# SHORT TASK
State how many lines of the records contain the string "body". Give the number alone.

——

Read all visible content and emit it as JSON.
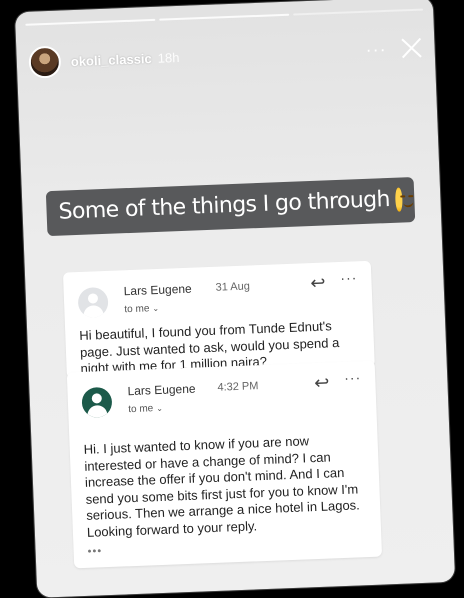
{
  "story": {
    "username": "okoli_classic",
    "timestamp": "18h",
    "more_glyph": "···",
    "caption": "Some of the things I go through",
    "caption_emoji": "smirk-face-emoji"
  },
  "emails": [
    {
      "sender": "Lars Eugene",
      "date": "31 Aug",
      "recipient": "to me",
      "reply_glyph": "↩",
      "more_glyph": "···",
      "body": "Hi beautiful, I found you from Tunde Ednut's page. Just wanted to ask, would you spend a night with me for 1 million naira?"
    },
    {
      "sender": "Lars Eugene",
      "date": "4:32 PM",
      "recipient": "to me",
      "reply_glyph": "↩",
      "more_glyph": "···",
      "body": "Hi. I just wanted to know if you are now interested or have a change of mind? I can increase the offer if you don't mind. And I can send you some bits first just for you to know I'm serious. Then we arrange a nice hotel in Lagos. Looking forward to your reply.",
      "collapsed_glyph": "•••"
    }
  ],
  "colors": {
    "caption_bg": "#58595b",
    "sender2_avatar": "#1c5a4a"
  }
}
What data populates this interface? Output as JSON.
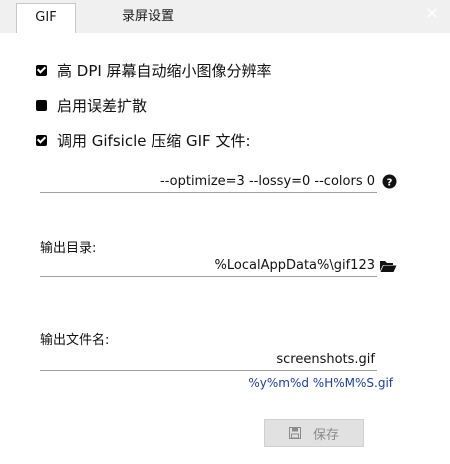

——

# FINAL ANSWER
2